Work required: Tally the lines holding the word "during" and state the count by itself.
_ _ _
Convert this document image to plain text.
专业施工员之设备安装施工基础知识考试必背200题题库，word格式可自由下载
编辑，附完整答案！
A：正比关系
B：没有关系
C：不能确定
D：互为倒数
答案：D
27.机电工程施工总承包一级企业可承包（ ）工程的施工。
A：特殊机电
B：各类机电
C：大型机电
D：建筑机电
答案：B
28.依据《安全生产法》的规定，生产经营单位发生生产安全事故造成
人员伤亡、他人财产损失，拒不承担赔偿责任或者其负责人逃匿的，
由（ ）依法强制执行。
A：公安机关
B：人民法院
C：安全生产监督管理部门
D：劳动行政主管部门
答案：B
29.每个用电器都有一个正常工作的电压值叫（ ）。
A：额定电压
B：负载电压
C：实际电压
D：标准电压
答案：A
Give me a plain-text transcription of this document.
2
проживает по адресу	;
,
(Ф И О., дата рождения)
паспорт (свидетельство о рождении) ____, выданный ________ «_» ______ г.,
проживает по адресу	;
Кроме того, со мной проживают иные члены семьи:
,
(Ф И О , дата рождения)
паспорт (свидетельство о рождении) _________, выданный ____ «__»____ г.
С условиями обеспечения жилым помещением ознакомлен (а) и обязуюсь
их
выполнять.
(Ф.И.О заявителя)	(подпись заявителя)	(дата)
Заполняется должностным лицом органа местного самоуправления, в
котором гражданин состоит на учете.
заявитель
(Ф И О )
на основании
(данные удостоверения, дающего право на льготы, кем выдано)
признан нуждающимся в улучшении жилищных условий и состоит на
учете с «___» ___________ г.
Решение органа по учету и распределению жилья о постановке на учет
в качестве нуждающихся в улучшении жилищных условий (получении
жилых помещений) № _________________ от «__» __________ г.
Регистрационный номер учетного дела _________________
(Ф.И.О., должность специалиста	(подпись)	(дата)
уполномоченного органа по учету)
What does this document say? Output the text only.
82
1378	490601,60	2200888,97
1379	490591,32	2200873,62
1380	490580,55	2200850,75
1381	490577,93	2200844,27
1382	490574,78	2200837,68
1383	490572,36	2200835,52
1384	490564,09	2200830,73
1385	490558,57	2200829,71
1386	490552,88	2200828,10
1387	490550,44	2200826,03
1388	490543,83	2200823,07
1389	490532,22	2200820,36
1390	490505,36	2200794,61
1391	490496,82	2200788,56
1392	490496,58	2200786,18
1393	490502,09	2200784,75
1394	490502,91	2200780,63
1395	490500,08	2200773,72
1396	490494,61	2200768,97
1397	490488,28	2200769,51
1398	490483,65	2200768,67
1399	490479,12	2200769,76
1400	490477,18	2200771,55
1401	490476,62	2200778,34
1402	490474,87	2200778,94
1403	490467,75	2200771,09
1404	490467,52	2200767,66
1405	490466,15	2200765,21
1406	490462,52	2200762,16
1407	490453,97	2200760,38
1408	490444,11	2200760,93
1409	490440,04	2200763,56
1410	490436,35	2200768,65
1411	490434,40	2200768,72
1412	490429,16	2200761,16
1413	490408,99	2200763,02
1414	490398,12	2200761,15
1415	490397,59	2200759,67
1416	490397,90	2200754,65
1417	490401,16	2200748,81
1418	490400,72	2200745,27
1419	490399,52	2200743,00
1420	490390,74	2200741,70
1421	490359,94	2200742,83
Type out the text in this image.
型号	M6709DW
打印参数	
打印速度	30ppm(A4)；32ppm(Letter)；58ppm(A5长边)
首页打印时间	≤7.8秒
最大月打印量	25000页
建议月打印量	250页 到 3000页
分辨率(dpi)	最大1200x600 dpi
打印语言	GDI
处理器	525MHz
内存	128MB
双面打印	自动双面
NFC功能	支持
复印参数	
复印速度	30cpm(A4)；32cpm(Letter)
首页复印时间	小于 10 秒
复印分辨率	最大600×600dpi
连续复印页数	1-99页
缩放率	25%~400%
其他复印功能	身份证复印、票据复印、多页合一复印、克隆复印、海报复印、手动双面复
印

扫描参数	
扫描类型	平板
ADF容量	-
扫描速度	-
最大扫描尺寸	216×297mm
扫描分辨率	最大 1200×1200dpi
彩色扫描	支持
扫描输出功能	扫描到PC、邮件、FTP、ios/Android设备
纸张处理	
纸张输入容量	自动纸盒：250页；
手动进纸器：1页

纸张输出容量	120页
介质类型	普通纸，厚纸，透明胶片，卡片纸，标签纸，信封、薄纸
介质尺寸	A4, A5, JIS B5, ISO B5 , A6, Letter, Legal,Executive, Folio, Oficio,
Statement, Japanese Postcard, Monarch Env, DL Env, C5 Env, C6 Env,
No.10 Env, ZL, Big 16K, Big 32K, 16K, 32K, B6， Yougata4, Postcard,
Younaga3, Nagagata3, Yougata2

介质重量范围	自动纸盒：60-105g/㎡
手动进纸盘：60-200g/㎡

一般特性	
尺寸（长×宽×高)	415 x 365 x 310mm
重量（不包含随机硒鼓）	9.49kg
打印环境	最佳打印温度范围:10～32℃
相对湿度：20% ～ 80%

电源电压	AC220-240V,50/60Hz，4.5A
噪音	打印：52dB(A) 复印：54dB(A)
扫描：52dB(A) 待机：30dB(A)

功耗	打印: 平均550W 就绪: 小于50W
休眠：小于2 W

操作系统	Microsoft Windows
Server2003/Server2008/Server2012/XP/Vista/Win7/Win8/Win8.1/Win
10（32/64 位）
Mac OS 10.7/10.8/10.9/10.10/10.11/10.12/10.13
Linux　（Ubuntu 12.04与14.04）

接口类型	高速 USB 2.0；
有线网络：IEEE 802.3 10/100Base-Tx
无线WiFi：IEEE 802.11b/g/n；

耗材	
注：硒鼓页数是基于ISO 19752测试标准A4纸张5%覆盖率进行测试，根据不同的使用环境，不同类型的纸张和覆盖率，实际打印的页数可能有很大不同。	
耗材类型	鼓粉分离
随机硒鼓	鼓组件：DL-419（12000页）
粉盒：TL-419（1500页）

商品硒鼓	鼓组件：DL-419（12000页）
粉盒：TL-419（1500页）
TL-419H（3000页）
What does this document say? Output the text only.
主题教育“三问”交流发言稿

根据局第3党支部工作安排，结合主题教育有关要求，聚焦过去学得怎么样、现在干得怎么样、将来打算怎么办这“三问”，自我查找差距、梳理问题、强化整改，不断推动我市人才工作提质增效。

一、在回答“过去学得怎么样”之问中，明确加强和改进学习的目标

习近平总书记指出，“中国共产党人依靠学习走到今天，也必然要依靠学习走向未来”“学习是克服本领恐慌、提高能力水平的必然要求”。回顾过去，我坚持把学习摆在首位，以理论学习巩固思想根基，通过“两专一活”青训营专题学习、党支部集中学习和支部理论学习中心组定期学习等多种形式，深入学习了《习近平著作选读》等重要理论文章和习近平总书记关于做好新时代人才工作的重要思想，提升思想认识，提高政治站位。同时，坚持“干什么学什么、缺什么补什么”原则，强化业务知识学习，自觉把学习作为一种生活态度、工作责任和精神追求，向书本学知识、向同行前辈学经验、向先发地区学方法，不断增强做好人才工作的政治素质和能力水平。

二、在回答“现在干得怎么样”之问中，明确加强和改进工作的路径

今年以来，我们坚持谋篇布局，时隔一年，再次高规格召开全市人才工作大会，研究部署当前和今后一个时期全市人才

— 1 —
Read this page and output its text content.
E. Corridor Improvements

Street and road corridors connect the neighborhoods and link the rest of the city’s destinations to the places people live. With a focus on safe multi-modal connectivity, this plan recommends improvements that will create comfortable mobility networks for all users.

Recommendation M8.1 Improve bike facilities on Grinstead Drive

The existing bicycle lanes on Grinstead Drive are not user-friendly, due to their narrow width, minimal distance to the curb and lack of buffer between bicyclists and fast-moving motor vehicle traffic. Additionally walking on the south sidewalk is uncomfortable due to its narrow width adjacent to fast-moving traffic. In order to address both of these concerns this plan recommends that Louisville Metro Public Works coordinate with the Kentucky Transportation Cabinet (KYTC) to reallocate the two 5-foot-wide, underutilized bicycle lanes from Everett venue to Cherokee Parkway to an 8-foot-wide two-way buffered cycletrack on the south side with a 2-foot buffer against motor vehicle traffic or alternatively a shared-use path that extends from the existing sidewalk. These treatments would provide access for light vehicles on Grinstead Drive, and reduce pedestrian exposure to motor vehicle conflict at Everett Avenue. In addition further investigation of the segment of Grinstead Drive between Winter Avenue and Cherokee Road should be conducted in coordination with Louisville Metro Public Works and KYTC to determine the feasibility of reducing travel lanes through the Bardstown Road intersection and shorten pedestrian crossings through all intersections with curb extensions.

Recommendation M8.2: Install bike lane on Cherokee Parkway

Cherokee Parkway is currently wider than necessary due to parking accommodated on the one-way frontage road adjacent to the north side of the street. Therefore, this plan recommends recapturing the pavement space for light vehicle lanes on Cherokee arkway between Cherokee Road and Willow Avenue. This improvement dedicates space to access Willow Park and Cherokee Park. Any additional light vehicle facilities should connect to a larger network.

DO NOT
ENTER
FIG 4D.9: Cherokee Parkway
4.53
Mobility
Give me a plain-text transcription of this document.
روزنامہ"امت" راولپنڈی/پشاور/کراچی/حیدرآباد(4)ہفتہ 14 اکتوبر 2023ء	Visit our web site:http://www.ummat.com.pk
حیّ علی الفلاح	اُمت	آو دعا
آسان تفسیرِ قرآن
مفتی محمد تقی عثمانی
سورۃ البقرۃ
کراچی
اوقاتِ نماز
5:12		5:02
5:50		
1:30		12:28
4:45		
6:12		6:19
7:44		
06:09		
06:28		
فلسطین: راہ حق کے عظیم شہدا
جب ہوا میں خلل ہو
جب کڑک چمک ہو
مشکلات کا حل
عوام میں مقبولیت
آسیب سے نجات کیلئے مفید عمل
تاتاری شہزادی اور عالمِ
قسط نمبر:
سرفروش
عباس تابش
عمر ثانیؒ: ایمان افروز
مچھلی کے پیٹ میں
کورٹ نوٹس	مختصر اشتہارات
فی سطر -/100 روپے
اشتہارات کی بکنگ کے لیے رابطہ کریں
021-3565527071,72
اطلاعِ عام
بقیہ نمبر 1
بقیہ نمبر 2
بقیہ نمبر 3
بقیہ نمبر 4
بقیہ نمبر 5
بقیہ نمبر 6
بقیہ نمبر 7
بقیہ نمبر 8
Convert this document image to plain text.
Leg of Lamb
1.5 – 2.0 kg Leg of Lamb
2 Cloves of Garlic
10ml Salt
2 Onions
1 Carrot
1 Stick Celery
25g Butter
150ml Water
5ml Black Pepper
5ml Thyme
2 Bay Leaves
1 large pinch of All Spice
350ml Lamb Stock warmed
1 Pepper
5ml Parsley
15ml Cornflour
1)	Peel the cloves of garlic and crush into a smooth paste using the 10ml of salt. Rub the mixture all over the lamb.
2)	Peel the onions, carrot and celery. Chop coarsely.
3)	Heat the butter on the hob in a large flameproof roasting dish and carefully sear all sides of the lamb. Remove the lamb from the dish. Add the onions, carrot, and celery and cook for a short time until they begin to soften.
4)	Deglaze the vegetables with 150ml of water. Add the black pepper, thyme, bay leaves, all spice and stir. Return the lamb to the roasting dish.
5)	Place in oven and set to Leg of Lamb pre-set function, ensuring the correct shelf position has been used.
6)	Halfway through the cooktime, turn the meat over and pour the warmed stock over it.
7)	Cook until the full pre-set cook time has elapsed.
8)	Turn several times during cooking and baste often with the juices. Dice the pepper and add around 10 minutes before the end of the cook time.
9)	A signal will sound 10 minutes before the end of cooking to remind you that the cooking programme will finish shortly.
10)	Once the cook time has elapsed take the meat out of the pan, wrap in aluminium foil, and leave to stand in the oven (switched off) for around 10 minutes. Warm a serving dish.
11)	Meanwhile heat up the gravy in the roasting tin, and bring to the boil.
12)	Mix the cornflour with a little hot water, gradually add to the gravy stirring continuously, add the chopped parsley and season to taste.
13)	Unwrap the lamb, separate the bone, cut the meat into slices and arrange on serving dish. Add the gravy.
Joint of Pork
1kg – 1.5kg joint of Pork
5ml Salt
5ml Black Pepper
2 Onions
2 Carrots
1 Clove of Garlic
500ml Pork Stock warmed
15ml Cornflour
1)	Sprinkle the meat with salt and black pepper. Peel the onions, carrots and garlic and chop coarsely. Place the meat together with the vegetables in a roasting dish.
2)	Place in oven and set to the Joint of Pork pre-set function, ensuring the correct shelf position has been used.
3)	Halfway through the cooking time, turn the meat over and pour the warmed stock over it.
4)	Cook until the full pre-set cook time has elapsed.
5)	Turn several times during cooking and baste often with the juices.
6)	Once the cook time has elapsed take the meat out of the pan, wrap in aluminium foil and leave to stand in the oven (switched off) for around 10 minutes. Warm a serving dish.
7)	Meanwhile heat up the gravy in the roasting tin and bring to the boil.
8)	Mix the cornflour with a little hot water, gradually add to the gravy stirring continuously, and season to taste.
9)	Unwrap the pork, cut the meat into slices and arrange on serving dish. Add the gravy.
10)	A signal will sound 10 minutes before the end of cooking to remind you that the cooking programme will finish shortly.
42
_ _ _
The answer: 2